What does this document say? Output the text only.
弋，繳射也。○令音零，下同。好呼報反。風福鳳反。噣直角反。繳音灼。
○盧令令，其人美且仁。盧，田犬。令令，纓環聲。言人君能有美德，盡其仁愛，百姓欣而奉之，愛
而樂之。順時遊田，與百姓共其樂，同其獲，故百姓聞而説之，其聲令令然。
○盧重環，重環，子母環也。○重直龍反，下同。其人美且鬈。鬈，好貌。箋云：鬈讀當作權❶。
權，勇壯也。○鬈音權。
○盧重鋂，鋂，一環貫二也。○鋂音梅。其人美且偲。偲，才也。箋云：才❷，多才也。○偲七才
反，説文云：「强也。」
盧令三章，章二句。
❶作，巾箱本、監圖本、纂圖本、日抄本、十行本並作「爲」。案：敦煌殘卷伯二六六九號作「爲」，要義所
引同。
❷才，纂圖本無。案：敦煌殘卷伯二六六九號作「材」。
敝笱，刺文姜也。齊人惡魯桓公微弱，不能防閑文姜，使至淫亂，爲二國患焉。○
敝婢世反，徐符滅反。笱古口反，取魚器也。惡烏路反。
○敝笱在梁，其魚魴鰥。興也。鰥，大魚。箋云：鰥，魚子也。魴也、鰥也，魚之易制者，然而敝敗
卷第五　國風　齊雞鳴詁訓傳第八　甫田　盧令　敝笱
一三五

## What is expected:
In the records above, find the lines containing "敦煌殘卷伯二六六九號作" and copy them.

## Response to this task:
❶作，巾箱本、監圖本、纂圖本、日抄本、十行本並作「爲」。案：敦煌殘卷伯二六六九號作「爲」，要義所
❷才，纂圖本無。案：敦煌殘卷伯二六六九號作「材」。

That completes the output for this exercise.